-- begin --
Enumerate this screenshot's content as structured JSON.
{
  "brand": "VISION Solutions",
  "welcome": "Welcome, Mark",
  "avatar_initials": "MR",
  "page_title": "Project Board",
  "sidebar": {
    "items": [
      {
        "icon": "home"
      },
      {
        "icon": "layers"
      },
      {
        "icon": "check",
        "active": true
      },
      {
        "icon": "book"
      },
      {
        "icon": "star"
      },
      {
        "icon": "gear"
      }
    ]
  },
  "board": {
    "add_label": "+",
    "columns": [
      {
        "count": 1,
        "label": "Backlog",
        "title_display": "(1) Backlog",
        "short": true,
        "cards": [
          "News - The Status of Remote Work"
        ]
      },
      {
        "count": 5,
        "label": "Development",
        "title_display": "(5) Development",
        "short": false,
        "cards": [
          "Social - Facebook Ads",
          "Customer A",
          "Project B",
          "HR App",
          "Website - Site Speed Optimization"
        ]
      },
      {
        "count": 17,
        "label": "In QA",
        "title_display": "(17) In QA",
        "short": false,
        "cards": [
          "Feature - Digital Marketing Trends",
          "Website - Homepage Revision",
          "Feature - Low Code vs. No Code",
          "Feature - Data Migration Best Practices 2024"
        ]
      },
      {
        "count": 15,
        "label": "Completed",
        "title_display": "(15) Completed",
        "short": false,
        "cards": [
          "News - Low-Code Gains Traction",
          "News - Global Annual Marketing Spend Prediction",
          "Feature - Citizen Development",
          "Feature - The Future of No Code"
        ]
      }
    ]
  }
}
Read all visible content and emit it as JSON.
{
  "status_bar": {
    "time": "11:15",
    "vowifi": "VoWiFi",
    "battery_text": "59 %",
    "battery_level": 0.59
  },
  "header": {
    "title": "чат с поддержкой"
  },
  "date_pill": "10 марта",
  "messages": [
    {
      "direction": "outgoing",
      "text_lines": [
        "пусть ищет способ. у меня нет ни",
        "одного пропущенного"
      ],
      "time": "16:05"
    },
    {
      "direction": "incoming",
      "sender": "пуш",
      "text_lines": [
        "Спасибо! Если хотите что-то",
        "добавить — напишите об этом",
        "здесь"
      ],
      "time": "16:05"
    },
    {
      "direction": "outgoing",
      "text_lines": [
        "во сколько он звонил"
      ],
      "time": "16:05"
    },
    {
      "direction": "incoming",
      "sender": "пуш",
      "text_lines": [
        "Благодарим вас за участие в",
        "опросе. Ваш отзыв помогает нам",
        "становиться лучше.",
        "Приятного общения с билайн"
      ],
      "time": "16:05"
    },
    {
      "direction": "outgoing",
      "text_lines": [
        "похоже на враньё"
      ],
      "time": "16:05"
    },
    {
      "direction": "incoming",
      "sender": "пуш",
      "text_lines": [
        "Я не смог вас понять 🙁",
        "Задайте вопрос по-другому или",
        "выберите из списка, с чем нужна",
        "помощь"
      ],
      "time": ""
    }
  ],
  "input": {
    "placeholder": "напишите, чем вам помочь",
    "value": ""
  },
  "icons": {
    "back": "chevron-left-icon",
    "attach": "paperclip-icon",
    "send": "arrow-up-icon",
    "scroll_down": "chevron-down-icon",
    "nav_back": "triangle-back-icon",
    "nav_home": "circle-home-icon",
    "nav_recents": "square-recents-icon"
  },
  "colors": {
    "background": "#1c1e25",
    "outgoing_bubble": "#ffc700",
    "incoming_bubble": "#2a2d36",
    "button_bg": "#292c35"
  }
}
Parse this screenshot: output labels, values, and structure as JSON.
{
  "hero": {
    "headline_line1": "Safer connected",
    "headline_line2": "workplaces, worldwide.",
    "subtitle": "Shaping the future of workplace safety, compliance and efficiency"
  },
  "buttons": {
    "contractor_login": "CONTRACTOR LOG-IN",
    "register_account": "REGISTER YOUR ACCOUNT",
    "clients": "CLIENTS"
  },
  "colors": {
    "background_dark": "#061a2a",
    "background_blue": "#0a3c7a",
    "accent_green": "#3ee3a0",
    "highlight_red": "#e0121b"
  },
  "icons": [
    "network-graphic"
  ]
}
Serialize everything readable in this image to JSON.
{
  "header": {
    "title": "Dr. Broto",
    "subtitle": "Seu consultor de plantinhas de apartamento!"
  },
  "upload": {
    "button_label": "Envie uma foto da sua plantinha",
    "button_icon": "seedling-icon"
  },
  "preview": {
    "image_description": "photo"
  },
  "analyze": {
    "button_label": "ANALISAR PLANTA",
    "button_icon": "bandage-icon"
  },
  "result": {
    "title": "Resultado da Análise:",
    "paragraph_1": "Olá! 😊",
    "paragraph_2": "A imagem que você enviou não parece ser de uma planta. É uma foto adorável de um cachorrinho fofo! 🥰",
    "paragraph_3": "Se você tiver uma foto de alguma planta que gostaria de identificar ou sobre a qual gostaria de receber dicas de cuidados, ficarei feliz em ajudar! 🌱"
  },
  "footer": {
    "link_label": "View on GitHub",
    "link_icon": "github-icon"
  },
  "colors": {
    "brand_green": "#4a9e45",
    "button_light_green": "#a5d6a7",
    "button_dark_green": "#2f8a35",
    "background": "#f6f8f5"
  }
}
-- end --
## THE EXERCISE
All of the entries should be written out again exactly.

## ANSWER TO THIS TASK
Enumerate this screenshot's content as structured JSON.
{
  "brand": "VISION Solutions",
  "welcome": "Welcome, Mark",
  "avatar_initials": "MR",
  "page_title": "Project Board",
  "sidebar": {
    "items": [
      {
        "icon": "home"
      },
      {
        "icon": "layers"
      },
      {
        "icon": "check",
        "active": true
      },
      {
        "icon": "book"
      },
      {
        "icon": "star"
      },
      {
        "icon": "gear"
      }
    ]
  },
  "board": {
    "add_label": "+",
    "columns": [
      {
        "count": 1,
        "label": "Backlog",
        "title_display": "(1) Backlog",
        "short": true,
        "cards": [
          "News - The Status of Remote Work"
        ]
      },
      {
        "count": 5,
        "label": "Development",
        "title_display": "(5) Development",
        "short": false,
        "cards": [
          "Social - Facebook Ads",
          "Customer A",
          "Project B",
          "HR App",
          "Website - Site Speed Optimization"
        ]
      },
      {
        "count": 17,
        "label": "In QA",
        "title_display": "(17) In QA",
        "short": false,
        "cards": [
          "Feature - Digital Marketing Trends",
          "Website - Homepage Revision",
          "Feature - Low Code vs. No Code",
          "Feature - Data Migration Best Practices 2024"
        ]
      },
      {
        "count": 15,
        "label": "Completed",
        "title_display": "(15) Completed",
        "short": false,
        "cards": [
          "News - Low-Code Gains Traction",
          "News - Global Annual Marketing Spend Prediction",
          "Feature - Citizen Development",
          "Feature - The Future of No Code"
        ]
      }
    ]
  }
}
Read all visible content and emit it as JSON.
{
  "status_bar": {
    "time": "11:15",
    "vowifi": "VoWiFi",
    "battery_text": "59 %",
    "battery_level": 0.59
  },
  "header": {
    "title": "чат с поддержкой"
  },
  "date_pill": "10 марта",
  "messages": [
    {
      "direction": "outgoing",
      "text_lines": [
        "пусть ищет способ. у меня нет ни",
        "одного пропущенного"
      ],
      "time": "16:05"
    },
    {
      "direction": "incoming",
      "sender": "пуш",
      "text_lines": [
        "Спасибо! Если хотите что-то",
        "добавить — напишите об этом",
        "здесь"
      ],
      "time": "16:05"
    },
    {
      "direction": "outgoing",
      "text_lines": [
        "во сколько он звонил"
      ],
      "time": "16:05"
    },
    {
      "direction": "incoming",
      "sender": "пуш",
      "text_lines": [
        "Благодарим вас за участие в",
        "опросе. Ваш отзыв помогает нам",
        "становиться лучше.",
        "Приятного общения с билайн"
      ],
      "time": "16:05"
    },
    {
      "direction": "outgoing",
      "text_lines": [
        "похоже на враньё"
      ],
      "time": "16:05"
    },
    {
      "direction": "incoming",
      "sender": "пуш",
      "text_lines": [
        "Я не смог вас понять 🙁",
        "Задайте вопрос по-другому или",
        "выберите из списка, с чем нужна",
        "помощь"
      ],
      "time": ""
    }
  ],
  "input": {
    "placeholder": "напишите, чем вам помочь",
    "value": ""
  },
  "icons": {
    "back": "chevron-left-icon",
    "attach": "paperclip-icon",
    "send": "arrow-up-icon",
    "scroll_down": "chevron-down-icon",
    "nav_back": "triangle-back-icon",
    "nav_home": "circle-home-icon",
    "nav_recents": "square-recents-icon"
  },
  "colors": {
    "background": "#1c1e25",
    "outgoing_bubble": "#ffc700",
    "incoming_bubble": "#2a2d36",
    "button_bg": "#292c35"
  }
}
Parse this screenshot: output labels, values, and structure as JSON.
{
  "hero": {
    "headline_line1": "Safer connected",
    "headline_line2": "workplaces, worldwide.",
    "subtitle": "Shaping the future of workplace safety, compliance and efficiency"
  },
  "buttons": {
    "contractor_login": "CONTRACTOR LOG-IN",
    "register_account": "REGISTER YOUR ACCOUNT",
    "clients": "CLIENTS"
  },
  "colors": {
    "background_dark": "#061a2a",
    "background_blue": "#0a3c7a",
    "accent_green": "#3ee3a0",
    "highlight_red": "#e0121b"
  },
  "icons": [
    "network-graphic"
  ]
}
Serialize everything readable in this image to JSON.
{
  "header": {
    "title": "Dr. Broto",
    "subtitle": "Seu consultor de plantinhas de apartamento!"
  },
  "upload": {
    "button_label": "Envie uma foto da sua plantinha",
    "button_icon": "seedling-icon"
  },
  "preview": {
    "image_description": "photo"
  },
  "analyze": {
    "button_label": "ANALISAR PLANTA",
    "button_icon": "bandage-icon"
  },
  "result": {
    "title": "Resultado da Análise:",
    "paragraph_1": "Olá! 😊",
    "paragraph_2": "A imagem que você enviou não parece ser de uma planta. É uma foto adorável de um cachorrinho fofo! 🥰",
    "paragraph_3": "Se você tiver uma foto de alguma planta que gostaria de identificar ou sobre a qual gostaria de receber dicas de cuidados, ficarei feliz em ajudar! 🌱"
  },
  "footer": {
    "link_label": "View on GitHub",
    "link_icon": "github-icon"
  },
  "colors": {
    "brand_green": "#4a9e45",
    "button_light_green": "#a5d6a7",
    "button_dark_green": "#2f8a35",
    "background": "#f6f8f5"
  }
}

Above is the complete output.